• [Problem details]:
Scan the records for the string "JSON"; copy each line where it occurs.
===== Information provided
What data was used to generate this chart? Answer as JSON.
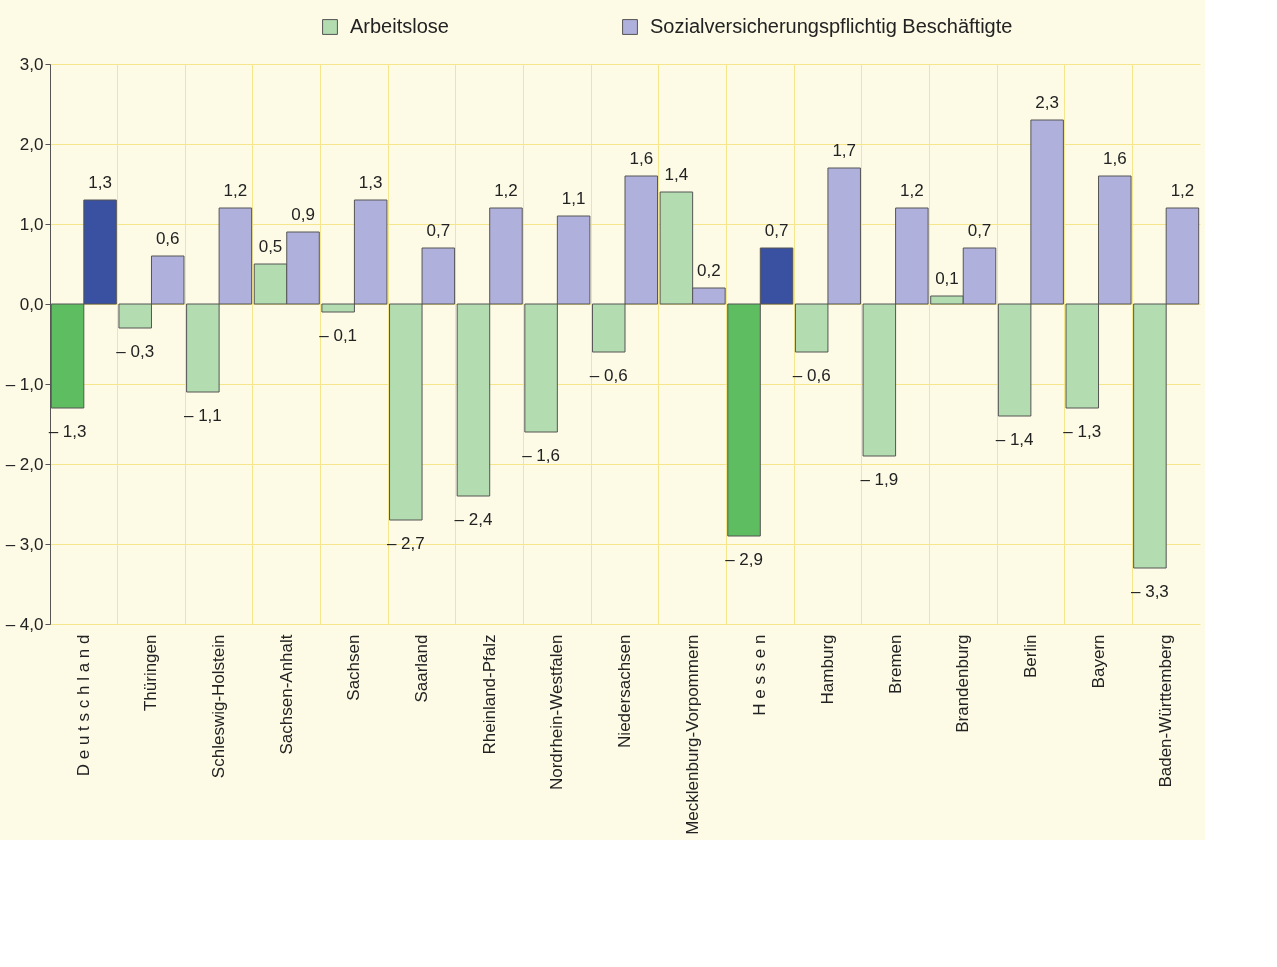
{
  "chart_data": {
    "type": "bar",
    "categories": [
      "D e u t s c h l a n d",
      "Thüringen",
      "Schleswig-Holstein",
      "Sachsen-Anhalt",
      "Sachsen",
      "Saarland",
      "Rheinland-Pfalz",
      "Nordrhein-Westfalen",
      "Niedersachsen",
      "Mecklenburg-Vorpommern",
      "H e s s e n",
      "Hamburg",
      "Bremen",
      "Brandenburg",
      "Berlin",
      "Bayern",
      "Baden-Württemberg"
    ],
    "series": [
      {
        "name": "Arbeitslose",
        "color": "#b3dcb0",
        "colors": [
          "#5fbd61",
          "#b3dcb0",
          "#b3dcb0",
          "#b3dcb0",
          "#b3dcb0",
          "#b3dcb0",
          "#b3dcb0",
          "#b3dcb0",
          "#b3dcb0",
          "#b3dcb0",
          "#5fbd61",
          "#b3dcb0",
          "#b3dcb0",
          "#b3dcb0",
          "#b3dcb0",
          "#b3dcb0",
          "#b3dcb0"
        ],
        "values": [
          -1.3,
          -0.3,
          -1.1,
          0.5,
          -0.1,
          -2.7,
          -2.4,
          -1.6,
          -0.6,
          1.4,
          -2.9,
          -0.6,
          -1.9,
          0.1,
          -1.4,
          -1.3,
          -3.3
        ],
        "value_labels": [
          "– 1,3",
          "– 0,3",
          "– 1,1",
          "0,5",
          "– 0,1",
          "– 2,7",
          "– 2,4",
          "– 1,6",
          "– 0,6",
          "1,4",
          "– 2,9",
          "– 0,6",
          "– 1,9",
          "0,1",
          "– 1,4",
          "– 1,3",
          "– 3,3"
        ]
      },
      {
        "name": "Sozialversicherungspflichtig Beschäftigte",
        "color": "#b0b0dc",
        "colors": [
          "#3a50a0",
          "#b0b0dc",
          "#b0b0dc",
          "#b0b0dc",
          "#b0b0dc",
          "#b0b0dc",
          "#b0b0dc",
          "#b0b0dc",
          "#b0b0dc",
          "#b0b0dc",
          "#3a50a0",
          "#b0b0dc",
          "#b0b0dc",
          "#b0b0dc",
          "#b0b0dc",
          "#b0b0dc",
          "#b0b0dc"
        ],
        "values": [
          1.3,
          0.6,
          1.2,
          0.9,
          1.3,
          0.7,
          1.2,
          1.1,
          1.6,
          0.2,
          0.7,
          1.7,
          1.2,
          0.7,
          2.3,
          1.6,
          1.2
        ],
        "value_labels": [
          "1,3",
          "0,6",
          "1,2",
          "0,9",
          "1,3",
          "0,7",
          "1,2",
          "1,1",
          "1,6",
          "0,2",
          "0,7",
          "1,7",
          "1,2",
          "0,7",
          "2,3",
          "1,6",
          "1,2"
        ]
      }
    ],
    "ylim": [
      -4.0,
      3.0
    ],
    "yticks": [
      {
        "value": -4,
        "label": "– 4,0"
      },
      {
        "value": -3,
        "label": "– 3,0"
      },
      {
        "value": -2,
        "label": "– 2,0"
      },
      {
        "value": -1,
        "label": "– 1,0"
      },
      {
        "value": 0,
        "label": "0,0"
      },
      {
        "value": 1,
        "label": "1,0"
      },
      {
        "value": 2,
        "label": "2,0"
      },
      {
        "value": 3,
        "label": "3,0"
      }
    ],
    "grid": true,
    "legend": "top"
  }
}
==========
===== Information provided
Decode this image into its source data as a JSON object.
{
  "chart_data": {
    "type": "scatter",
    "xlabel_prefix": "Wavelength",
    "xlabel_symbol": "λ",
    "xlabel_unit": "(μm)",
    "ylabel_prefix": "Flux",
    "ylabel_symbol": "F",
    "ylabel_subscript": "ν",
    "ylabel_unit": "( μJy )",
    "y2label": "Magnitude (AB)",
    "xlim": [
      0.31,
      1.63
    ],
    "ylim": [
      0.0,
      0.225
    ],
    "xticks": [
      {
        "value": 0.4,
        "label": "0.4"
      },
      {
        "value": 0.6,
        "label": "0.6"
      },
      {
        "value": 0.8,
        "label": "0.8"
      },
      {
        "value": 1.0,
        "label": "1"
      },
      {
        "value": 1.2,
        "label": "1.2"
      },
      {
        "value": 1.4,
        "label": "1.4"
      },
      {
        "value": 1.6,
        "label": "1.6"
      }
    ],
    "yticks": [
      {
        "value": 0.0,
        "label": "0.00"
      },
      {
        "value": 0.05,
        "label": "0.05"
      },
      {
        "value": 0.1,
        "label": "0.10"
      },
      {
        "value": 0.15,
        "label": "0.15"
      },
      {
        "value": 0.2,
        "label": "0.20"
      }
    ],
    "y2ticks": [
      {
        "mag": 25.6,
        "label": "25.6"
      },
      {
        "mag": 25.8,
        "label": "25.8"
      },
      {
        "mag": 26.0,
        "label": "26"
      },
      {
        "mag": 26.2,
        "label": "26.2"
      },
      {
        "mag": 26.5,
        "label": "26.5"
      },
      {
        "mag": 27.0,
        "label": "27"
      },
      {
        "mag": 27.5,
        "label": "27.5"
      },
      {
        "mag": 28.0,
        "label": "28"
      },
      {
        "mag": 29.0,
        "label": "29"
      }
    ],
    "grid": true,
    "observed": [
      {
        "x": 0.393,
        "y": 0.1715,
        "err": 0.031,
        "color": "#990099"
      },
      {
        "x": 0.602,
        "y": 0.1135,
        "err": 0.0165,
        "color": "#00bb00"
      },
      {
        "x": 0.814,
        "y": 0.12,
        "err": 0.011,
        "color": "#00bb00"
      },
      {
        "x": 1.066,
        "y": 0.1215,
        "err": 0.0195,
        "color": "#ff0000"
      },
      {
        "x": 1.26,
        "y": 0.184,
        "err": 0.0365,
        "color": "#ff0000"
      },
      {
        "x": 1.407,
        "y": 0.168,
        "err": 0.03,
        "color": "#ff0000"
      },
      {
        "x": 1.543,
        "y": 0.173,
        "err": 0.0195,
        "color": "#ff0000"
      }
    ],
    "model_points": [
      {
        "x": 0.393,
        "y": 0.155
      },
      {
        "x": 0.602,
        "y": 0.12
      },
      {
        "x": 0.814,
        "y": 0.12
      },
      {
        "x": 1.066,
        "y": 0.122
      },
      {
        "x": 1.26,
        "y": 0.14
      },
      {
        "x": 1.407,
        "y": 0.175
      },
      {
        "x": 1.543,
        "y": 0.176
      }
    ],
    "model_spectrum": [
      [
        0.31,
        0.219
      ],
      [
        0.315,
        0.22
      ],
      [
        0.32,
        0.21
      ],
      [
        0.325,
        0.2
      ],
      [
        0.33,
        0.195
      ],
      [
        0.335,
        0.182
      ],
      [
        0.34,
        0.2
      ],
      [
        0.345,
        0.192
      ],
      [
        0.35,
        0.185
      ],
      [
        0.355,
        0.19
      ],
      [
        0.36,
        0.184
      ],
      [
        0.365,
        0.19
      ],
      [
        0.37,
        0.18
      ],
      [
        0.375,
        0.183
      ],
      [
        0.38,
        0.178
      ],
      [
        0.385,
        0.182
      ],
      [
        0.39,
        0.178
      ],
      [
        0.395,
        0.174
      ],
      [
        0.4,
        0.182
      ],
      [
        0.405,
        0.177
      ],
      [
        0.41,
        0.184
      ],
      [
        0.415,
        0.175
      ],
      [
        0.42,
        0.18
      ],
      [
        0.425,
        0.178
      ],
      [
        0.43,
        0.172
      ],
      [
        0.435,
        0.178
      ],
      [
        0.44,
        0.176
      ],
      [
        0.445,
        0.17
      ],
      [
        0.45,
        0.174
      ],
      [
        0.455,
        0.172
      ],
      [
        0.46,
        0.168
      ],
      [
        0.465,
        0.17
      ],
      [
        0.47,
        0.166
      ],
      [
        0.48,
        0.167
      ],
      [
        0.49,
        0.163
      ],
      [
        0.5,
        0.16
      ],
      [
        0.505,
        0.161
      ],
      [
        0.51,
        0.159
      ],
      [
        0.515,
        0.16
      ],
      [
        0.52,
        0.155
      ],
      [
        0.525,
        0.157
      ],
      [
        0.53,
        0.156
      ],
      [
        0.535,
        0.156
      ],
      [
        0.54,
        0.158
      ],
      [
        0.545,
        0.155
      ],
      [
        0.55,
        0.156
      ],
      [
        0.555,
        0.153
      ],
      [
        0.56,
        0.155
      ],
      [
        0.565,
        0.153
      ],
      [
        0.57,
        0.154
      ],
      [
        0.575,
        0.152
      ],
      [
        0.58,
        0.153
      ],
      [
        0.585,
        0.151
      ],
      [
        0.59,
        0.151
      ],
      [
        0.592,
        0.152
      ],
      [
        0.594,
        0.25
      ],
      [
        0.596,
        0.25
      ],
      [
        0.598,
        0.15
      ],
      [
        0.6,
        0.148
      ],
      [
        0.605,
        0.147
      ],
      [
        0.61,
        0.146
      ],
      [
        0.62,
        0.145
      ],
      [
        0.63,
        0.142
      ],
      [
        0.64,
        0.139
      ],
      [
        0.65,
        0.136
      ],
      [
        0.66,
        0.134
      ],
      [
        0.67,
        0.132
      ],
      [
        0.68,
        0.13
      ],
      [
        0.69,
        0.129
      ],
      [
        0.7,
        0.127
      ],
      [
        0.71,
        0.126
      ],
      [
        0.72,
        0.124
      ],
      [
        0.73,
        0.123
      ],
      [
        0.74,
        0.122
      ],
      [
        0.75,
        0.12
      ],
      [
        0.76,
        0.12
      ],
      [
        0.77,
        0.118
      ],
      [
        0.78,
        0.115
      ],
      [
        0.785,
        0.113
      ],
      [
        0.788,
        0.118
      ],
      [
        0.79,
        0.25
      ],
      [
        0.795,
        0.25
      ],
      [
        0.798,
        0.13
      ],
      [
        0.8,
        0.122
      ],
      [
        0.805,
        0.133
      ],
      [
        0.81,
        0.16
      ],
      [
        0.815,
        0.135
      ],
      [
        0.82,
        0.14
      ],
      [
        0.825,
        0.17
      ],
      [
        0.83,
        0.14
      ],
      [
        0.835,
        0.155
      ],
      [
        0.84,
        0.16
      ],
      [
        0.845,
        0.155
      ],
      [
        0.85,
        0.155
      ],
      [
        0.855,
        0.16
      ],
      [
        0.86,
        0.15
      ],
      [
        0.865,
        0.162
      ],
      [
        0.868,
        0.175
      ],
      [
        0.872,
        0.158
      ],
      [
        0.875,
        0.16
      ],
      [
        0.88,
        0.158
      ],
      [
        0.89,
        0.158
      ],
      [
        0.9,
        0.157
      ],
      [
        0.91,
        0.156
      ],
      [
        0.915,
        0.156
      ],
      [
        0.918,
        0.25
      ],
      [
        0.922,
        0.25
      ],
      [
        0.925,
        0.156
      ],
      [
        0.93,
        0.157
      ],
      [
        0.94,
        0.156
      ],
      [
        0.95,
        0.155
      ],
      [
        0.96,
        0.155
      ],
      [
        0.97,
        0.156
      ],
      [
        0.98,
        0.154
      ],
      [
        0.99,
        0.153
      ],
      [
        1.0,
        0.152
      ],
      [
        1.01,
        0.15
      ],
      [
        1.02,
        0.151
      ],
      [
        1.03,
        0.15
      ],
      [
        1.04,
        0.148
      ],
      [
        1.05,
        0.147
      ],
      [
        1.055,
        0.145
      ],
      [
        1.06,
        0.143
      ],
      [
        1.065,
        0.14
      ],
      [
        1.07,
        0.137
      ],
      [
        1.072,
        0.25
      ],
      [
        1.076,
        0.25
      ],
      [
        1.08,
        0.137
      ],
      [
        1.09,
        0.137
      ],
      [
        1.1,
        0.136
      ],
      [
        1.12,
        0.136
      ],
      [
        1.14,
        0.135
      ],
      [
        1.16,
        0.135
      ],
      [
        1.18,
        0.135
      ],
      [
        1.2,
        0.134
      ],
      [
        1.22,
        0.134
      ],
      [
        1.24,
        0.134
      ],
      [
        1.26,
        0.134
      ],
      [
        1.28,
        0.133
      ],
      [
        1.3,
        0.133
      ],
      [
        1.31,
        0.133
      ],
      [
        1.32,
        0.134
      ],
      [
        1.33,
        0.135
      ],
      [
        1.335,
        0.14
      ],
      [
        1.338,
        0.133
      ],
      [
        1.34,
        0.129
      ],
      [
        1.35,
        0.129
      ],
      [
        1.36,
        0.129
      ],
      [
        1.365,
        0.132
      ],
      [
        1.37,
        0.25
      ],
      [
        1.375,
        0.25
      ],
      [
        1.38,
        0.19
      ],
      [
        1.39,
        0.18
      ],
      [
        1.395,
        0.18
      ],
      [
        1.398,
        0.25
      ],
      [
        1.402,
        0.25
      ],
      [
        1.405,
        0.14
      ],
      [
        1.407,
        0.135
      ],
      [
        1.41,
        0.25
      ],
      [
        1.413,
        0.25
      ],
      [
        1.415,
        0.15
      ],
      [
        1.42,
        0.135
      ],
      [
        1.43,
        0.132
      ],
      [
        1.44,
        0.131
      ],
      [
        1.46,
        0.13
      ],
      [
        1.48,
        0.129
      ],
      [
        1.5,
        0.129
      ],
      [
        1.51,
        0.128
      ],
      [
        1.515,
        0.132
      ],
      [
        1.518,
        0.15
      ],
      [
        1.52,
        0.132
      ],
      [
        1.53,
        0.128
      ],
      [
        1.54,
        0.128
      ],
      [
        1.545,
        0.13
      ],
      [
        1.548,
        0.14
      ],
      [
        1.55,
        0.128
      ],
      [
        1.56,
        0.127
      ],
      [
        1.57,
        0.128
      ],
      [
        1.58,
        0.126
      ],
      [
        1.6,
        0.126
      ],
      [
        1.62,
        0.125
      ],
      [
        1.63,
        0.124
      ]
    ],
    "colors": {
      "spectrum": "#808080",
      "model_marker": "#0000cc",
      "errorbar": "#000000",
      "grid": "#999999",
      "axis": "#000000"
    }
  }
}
==========
===== Information provided
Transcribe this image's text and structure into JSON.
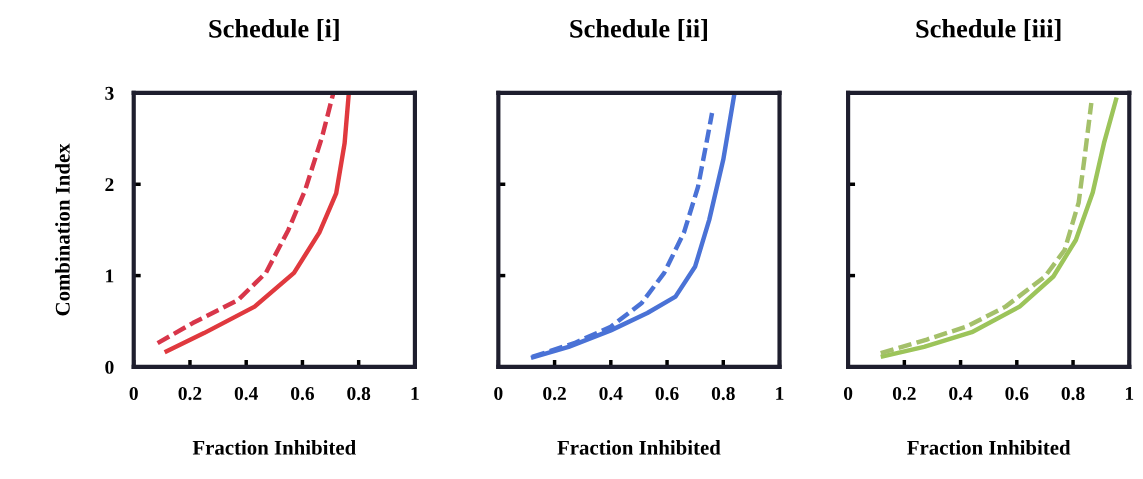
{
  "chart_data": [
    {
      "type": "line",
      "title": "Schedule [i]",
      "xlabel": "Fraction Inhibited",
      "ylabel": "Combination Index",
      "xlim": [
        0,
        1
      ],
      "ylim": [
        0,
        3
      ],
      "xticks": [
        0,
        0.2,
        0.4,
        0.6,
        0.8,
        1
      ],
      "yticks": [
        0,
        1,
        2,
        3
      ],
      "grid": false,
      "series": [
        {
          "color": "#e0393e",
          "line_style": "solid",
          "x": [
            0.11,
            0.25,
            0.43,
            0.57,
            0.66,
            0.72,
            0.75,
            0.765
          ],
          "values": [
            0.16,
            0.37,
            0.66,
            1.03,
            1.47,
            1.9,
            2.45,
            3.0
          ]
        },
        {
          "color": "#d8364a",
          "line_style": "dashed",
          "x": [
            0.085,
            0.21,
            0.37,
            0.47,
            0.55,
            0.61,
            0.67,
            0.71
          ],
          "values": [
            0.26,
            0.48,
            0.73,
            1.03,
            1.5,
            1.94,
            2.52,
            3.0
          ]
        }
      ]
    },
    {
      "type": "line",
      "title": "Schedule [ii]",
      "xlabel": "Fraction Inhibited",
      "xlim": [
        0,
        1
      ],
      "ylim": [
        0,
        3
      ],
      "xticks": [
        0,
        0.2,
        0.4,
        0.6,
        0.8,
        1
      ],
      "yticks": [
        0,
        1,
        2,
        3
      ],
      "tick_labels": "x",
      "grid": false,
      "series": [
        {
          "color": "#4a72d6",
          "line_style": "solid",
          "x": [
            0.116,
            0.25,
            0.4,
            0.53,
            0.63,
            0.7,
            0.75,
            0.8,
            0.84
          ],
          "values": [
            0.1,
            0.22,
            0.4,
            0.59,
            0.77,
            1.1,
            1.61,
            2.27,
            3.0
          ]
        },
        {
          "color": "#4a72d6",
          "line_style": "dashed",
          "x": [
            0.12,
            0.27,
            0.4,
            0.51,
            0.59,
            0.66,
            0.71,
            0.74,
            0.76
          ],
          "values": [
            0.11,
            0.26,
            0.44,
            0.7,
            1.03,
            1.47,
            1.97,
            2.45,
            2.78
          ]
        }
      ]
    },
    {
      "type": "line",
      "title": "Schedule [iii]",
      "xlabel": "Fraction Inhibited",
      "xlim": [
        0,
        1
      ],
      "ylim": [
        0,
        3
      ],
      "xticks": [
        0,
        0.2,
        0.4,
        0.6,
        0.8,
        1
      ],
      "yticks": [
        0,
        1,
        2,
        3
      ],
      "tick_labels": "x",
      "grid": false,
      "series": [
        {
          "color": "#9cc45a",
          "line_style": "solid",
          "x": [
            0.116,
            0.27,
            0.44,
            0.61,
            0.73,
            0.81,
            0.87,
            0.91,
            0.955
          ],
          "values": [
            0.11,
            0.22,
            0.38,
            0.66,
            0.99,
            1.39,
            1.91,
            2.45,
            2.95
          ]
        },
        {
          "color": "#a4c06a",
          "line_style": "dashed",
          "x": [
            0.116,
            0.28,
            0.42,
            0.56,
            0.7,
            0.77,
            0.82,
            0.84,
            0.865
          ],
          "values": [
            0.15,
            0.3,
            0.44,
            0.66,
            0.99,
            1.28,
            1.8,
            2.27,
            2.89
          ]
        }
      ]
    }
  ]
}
==========
• [Correct output]:
What data was used to generate this chart? Answer as JSON.
Decode this image into its source data as a JSON object.
Transcribe this image's text and structure into JSON.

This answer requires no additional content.